TASK INSTRUCTIONS: Every line of the material is to be repeated exactly as it stands.

Data entries:
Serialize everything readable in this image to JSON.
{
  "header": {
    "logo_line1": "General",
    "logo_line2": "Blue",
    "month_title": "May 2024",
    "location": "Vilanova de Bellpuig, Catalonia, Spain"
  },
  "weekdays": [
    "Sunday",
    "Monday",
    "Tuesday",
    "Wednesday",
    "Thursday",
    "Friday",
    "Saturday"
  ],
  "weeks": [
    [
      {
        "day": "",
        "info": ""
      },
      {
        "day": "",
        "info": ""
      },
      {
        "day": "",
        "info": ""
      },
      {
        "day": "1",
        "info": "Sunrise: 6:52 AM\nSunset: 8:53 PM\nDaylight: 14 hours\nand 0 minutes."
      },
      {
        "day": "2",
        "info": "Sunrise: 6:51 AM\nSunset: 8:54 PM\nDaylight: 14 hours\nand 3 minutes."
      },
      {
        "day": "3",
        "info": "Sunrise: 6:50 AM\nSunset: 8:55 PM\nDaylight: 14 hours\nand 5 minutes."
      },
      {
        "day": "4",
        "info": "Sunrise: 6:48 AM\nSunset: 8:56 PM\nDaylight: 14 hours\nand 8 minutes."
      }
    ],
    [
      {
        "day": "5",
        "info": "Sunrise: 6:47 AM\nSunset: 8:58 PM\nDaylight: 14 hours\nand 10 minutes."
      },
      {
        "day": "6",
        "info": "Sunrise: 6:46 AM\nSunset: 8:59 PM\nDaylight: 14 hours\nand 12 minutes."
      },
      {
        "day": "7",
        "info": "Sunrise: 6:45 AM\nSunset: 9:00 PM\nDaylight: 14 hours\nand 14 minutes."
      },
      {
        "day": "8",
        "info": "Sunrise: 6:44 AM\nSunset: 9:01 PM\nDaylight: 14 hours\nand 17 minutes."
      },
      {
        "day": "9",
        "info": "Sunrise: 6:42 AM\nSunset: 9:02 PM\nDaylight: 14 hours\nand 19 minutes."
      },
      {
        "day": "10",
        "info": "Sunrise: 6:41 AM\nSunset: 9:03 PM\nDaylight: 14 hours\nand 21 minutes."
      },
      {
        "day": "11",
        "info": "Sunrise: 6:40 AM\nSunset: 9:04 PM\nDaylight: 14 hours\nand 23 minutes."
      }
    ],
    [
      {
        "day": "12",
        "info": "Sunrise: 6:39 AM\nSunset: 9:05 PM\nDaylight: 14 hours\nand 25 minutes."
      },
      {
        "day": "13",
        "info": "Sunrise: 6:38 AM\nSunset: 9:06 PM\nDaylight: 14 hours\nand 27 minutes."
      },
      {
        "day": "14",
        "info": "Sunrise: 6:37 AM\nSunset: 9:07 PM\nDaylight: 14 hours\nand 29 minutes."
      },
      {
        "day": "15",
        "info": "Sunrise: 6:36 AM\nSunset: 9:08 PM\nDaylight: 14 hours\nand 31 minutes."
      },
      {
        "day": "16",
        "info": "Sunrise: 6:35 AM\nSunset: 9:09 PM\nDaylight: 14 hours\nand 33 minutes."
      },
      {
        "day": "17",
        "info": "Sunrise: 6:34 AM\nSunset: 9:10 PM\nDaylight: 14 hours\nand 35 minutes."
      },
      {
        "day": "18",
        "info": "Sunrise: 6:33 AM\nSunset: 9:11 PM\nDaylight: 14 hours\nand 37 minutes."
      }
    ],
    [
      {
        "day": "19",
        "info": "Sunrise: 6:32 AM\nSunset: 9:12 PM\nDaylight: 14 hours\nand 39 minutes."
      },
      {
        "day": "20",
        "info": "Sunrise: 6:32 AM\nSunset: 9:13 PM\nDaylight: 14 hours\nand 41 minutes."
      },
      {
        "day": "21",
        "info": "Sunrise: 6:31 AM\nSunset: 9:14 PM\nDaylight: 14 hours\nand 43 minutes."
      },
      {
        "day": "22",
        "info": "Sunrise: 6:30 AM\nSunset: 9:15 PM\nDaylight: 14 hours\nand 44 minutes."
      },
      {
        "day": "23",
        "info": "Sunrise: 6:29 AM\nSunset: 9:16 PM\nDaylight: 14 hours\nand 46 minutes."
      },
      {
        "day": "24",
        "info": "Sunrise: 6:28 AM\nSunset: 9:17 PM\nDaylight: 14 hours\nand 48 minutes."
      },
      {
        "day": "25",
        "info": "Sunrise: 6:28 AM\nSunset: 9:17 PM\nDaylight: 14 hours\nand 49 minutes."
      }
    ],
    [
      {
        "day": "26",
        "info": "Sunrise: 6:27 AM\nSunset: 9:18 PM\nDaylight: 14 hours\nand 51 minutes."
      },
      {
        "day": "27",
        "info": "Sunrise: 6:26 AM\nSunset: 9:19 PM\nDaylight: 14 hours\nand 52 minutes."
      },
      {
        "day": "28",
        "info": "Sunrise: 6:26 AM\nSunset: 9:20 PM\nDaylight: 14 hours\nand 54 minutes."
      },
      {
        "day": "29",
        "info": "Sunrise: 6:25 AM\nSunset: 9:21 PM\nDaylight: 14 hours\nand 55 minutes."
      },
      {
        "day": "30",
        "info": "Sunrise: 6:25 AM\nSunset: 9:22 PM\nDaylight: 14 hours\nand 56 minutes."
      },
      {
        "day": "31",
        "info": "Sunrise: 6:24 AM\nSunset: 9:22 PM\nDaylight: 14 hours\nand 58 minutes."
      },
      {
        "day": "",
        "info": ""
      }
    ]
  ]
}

FINISHED EXERCISE:
Serialize everything readable in this image to JSON.
{
  "header": {
    "logo_line1": "General",
    "logo_line2": "Blue",
    "month_title": "May 2024",
    "location": "Vilanova de Bellpuig, Catalonia, Spain"
  },
  "weekdays": [
    "Sunday",
    "Monday",
    "Tuesday",
    "Wednesday",
    "Thursday",
    "Friday",
    "Saturday"
  ],
  "weeks": [
    [
      {
        "day": "",
        "info": ""
      },
      {
        "day": "",
        "info": ""
      },
      {
        "day": "",
        "info": ""
      },
      {
        "day": "1",
        "info": "Sunrise: 6:52 AM\nSunset: 8:53 PM\nDaylight: 14 hours\nand 0 minutes."
      },
      {
        "day": "2",
        "info": "Sunrise: 6:51 AM\nSunset: 8:54 PM\nDaylight: 14 hours\nand 3 minutes."
      },
      {
        "day": "3",
        "info": "Sunrise: 6:50 AM\nSunset: 8:55 PM\nDaylight: 14 hours\nand 5 minutes."
      },
      {
        "day": "4",
        "info": "Sunrise: 6:48 AM\nSunset: 8:56 PM\nDaylight: 14 hours\nand 8 minutes."
      }
    ],
    [
      {
        "day": "5",
        "info": "Sunrise: 6:47 AM\nSunset: 8:58 PM\nDaylight: 14 hours\nand 10 minutes."
      },
      {
        "day": "6",
        "info": "Sunrise: 6:46 AM\nSunset: 8:59 PM\nDaylight: 14 hours\nand 12 minutes."
      },
      {
        "day": "7",
        "info": "Sunrise: 6:45 AM\nSunset: 9:00 PM\nDaylight: 14 hours\nand 14 minutes."
      },
      {
        "day": "8",
        "info": "Sunrise: 6:44 AM\nSunset: 9:01 PM\nDaylight: 14 hours\nand 17 minutes."
      },
      {
        "day": "9",
        "info": "Sunrise: 6:42 AM\nSunset: 9:02 PM\nDaylight: 14 hours\nand 19 minutes."
      },
      {
        "day": "10",
        "info": "Sunrise: 6:41 AM\nSunset: 9:03 PM\nDaylight: 14 hours\nand 21 minutes."
      },
      {
        "day": "11",
        "info": "Sunrise: 6:40 AM\nSunset: 9:04 PM\nDaylight: 14 hours\nand 23 minutes."
      }
    ],
    [
      {
        "day": "12",
        "info": "Sunrise: 6:39 AM\nSunset: 9:05 PM\nDaylight: 14 hours\nand 25 minutes."
      },
      {
        "day": "13",
        "info": "Sunrise: 6:38 AM\nSunset: 9:06 PM\nDaylight: 14 hours\nand 27 minutes."
      },
      {
        "day": "14",
        "info": "Sunrise: 6:37 AM\nSunset: 9:07 PM\nDaylight: 14 hours\nand 29 minutes."
      },
      {
        "day": "15",
        "info": "Sunrise: 6:36 AM\nSunset: 9:08 PM\nDaylight: 14 hours\nand 31 minutes."
      },
      {
        "day": "16",
        "info": "Sunrise: 6:35 AM\nSunset: 9:09 PM\nDaylight: 14 hours\nand 33 minutes."
      },
      {
        "day": "17",
        "info": "Sunrise: 6:34 AM\nSunset: 9:10 PM\nDaylight: 14 hours\nand 35 minutes."
      },
      {
        "day": "18",
        "info": "Sunrise: 6:33 AM\nSunset: 9:11 PM\nDaylight: 14 hours\nand 37 minutes."
      }
    ],
    [
      {
        "day": "19",
        "info": "Sunrise: 6:32 AM\nSunset: 9:12 PM\nDaylight: 14 hours\nand 39 minutes."
      },
      {
        "day": "20",
        "info": "Sunrise: 6:32 AM\nSunset: 9:13 PM\nDaylight: 14 hours\nand 41 minutes."
      },
      {
        "day": "21",
        "info": "Sunrise: 6:31 AM\nSunset: 9:14 PM\nDaylight: 14 hours\nand 43 minutes."
      },
      {
        "day": "22",
        "info": "Sunrise: 6:30 AM\nSunset: 9:15 PM\nDaylight: 14 hours\nand 44 minutes."
      },
      {
        "day": "23",
        "info": "Sunrise: 6:29 AM\nSunset: 9:16 PM\nDaylight: 14 hours\nand 46 minutes."
      },
      {
        "day": "24",
        "info": "Sunrise: 6:28 AM\nSunset: 9:17 PM\nDaylight: 14 hours\nand 48 minutes."
      },
      {
        "day": "25",
        "info": "Sunrise: 6:28 AM\nSunset: 9:17 PM\nDaylight: 14 hours\nand 49 minutes."
      }
    ],
    [
      {
        "day": "26",
        "info": "Sunrise: 6:27 AM\nSunset: 9:18 PM\nDaylight: 14 hours\nand 51 minutes."
      },
      {
        "day": "27",
        "info": "Sunrise: 6:26 AM\nSunset: 9:19 PM\nDaylight: 14 hours\nand 52 minutes."
      },
      {
        "day": "28",
        "info": "Sunrise: 6:26 AM\nSunset: 9:20 PM\nDaylight: 14 hours\nand 54 minutes."
      },
      {
        "day": "29",
        "info": "Sunrise: 6:25 AM\nSunset: 9:21 PM\nDaylight: 14 hours\nand 55 minutes."
      },
      {
        "day": "30",
        "info": "Sunrise: 6:25 AM\nSunset: 9:22 PM\nDaylight: 14 hours\nand 56 minutes."
      },
      {
        "day": "31",
        "info": "Sunrise: 6:24 AM\nSunset: 9:22 PM\nDaylight: 14 hours\nand 58 minutes."
      },
      {
        "day": "",
        "info": ""
      }
    ]
  ]
}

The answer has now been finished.